● Written exercise: Output all records precisely as written.

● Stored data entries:
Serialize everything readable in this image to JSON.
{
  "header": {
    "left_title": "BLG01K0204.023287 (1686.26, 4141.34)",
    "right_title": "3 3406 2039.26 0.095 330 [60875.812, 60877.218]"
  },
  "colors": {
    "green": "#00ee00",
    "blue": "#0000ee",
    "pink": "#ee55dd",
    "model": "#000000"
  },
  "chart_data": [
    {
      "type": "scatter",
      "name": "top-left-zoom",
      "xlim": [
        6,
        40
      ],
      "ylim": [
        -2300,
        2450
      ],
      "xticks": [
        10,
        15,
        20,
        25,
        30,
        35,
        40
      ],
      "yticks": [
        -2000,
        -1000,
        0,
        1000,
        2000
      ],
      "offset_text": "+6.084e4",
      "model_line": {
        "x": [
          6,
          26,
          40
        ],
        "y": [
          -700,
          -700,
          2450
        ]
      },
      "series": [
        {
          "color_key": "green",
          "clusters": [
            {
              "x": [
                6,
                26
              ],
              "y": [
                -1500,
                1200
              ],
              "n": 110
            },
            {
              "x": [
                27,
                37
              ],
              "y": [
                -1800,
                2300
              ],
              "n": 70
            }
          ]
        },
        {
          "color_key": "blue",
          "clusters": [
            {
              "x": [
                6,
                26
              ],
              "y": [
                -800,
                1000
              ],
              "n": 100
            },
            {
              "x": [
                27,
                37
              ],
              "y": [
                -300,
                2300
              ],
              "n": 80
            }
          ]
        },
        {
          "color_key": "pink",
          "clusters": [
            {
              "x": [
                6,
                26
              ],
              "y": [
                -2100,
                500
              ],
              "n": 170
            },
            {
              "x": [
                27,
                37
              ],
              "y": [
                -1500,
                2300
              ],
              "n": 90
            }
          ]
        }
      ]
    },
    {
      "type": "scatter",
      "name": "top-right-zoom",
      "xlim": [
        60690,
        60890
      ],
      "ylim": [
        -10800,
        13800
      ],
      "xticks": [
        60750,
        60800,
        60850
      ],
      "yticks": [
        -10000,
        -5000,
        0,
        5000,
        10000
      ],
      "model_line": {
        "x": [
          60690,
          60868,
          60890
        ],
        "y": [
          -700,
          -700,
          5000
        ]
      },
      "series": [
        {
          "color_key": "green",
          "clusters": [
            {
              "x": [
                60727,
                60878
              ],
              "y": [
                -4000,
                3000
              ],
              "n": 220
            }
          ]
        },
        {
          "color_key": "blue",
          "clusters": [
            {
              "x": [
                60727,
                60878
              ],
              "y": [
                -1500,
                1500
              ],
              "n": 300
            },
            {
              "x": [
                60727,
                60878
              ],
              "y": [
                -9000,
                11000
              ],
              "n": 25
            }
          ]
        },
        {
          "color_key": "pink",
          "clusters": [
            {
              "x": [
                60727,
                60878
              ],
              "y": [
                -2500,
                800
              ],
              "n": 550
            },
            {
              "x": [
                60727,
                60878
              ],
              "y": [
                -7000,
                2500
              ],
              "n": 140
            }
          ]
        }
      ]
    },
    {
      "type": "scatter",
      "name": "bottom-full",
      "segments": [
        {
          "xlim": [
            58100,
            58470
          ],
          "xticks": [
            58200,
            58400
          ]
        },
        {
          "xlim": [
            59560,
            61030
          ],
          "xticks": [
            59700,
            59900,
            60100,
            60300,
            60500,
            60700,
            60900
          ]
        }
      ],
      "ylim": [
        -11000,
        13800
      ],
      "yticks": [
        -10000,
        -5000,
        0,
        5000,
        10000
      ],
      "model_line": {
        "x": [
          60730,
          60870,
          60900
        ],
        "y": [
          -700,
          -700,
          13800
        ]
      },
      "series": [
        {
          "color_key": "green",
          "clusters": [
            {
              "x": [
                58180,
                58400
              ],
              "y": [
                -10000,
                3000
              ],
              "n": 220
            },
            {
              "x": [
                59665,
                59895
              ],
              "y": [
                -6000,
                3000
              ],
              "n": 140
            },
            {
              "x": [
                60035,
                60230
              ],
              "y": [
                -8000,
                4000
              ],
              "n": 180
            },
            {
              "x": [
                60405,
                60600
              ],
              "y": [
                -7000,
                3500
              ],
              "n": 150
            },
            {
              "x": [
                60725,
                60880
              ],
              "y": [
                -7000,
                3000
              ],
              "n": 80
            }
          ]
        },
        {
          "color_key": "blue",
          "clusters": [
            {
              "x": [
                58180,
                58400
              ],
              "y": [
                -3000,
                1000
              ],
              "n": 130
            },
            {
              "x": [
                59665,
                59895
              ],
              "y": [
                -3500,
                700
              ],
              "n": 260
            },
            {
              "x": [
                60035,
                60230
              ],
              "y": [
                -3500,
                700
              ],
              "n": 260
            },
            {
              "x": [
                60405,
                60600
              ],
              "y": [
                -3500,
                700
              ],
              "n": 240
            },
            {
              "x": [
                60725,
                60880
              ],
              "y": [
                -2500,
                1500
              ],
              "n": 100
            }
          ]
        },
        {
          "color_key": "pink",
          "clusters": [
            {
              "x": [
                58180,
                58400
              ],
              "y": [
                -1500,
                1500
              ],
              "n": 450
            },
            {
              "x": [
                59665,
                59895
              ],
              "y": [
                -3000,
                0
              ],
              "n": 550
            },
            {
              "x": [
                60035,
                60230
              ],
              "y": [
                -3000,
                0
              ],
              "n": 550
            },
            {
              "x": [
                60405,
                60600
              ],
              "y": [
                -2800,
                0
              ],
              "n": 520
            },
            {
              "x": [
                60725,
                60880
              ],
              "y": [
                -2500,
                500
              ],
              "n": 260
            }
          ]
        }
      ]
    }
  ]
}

● Written solution:
Serialize everything readable in this image to JSON.
{
  "header": {
    "left_title": "BLG01K0204.023287 (1686.26, 4141.34)",
    "right_title": "3 3406 2039.26 0.095 330 [60875.812, 60877.218]"
  },
  "colors": {
    "green": "#00ee00",
    "blue": "#0000ee",
    "pink": "#ee55dd",
    "model": "#000000"
  },
  "chart_data": [
    {
      "type": "scatter",
      "name": "top-left-zoom",
      "xlim": [
        6,
        40
      ],
      "ylim": [
        -2300,
        2450
      ],
      "xticks": [
        10,
        15,
        20,
        25,
        30,
        35,
        40
      ],
      "yticks": [
        -2000,
        -1000,
        0,
        1000,
        2000
      ],
      "offset_text": "+6.084e4",
      "model_line": {
        "x": [
          6,
          26,
          40
        ],
        "y": [
          -700,
          -700,
          2450
        ]
      },
      "series": [
        {
          "color_key": "green",
          "clusters": [
            {
              "x": [
                6,
                26
              ],
              "y": [
                -1500,
                1200
              ],
              "n": 110
            },
            {
              "x": [
                27,
                37
              ],
              "y": [
                -1800,
                2300
              ],
              "n": 70
            }
          ]
        },
        {
          "color_key": "blue",
          "clusters": [
            {
              "x": [
                6,
                26
              ],
              "y": [
                -800,
                1000
              ],
              "n": 100
            },
            {
              "x": [
                27,
                37
              ],
              "y": [
                -300,
                2300
              ],
              "n": 80
            }
          ]
        },
        {
          "color_key": "pink",
          "clusters": [
            {
              "x": [
                6,
                26
              ],
              "y": [
                -2100,
                500
              ],
              "n": 170
            },
            {
              "x": [
                27,
                37
              ],
              "y": [
                -1500,
                2300
              ],
              "n": 90
            }
          ]
        }
      ]
    },
    {
      "type": "scatter",
      "name": "top-right-zoom",
      "xlim": [
        60690,
        60890
      ],
      "ylim": [
        -10800,
        13800
      ],
      "xticks": [
        60750,
        60800,
        60850
      ],
      "yticks": [
        -10000,
        -5000,
        0,
        5000,
        10000
      ],
      "model_line": {
        "x": [
          60690,
          60868,
          60890
        ],
        "y": [
          -700,
          -700,
          5000
        ]
      },
      "series": [
        {
          "color_key": "green",
          "clusters": [
            {
              "x": [
                60727,
                60878
              ],
              "y": [
                -4000,
                3000
              ],
              "n": 220
            }
          ]
        },
        {
          "color_key": "blue",
          "clusters": [
            {
              "x": [
                60727,
                60878
              ],
              "y": [
                -1500,
                1500
              ],
              "n": 300
            },
            {
              "x": [
                60727,
                60878
              ],
              "y": [
                -9000,
                11000
              ],
              "n": 25
            }
          ]
        },
        {
          "color_key": "pink",
          "clusters": [
            {
              "x": [
                60727,
                60878
              ],
              "y": [
                -2500,
                800
              ],
              "n": 550
            },
            {
              "x": [
                60727,
                60878
              ],
              "y": [
                -7000,
                2500
              ],
              "n": 140
            }
          ]
        }
      ]
    },
    {
      "type": "scatter",
      "name": "bottom-full",
      "segments": [
        {
          "xlim": [
            58100,
            58470
          ],
          "xticks": [
            58200,
            58400
          ]
        },
        {
          "xlim": [
            59560,
            61030
          ],
          "xticks": [
            59700,
            59900,
            60100,
            60300,
            60500,
            60700,
            60900
          ]
        }
      ],
      "ylim": [
        -11000,
        13800
      ],
      "yticks": [
        -10000,
        -5000,
        0,
        5000,
        10000
      ],
      "model_line": {
        "x": [
          60730,
          60870,
          60900
        ],
        "y": [
          -700,
          -700,
          13800
        ]
      },
      "series": [
        {
          "color_key": "green",
          "clusters": [
            {
              "x": [
                58180,
                58400
              ],
              "y": [
                -10000,
                3000
              ],
              "n": 220
            },
            {
              "x": [
                59665,
                59895
              ],
              "y": [
                -6000,
                3000
              ],
              "n": 140
            },
            {
              "x": [
                60035,
                60230
              ],
              "y": [
                -8000,
                4000
              ],
              "n": 180
            },
            {
              "x": [
                60405,
                60600
              ],
              "y": [
                -7000,
                3500
              ],
              "n": 150
            },
            {
              "x": [
                60725,
                60880
              ],
              "y": [
                -7000,
                3000
              ],
              "n": 80
            }
          ]
        },
        {
          "color_key": "blue",
          "clusters": [
            {
              "x": [
                58180,
                58400
              ],
              "y": [
                -3000,
                1000
              ],
              "n": 130
            },
            {
              "x": [
                59665,
                59895
              ],
              "y": [
                -3500,
                700
              ],
              "n": 260
            },
            {
              "x": [
                60035,
                60230
              ],
              "y": [
                -3500,
                700
              ],
              "n": 260
            },
            {
              "x": [
                60405,
                60600
              ],
              "y": [
                -3500,
                700
              ],
              "n": 240
            },
            {
              "x": [
                60725,
                60880
              ],
              "y": [
                -2500,
                1500
              ],
              "n": 100
            }
          ]
        },
        {
          "color_key": "pink",
          "clusters": [
            {
              "x": [
                58180,
                58400
              ],
              "y": [
                -1500,
                1500
              ],
              "n": 450
            },
            {
              "x": [
                59665,
                59895
              ],
              "y": [
                -3000,
                0
              ],
              "n": 550
            },
            {
              "x": [
                60035,
                60230
              ],
              "y": [
                -3000,
                0
              ],
              "n": 550
            },
            {
              "x": [
                60405,
                60600
              ],
              "y": [
                -2800,
                0
              ],
              "n": 520
            },
            {
              "x": [
                60725,
                60880
              ],
              "y": [
                -2500,
                500
              ],
              "n": 260
            }
          ]
        }
      ]
    }
  ]
}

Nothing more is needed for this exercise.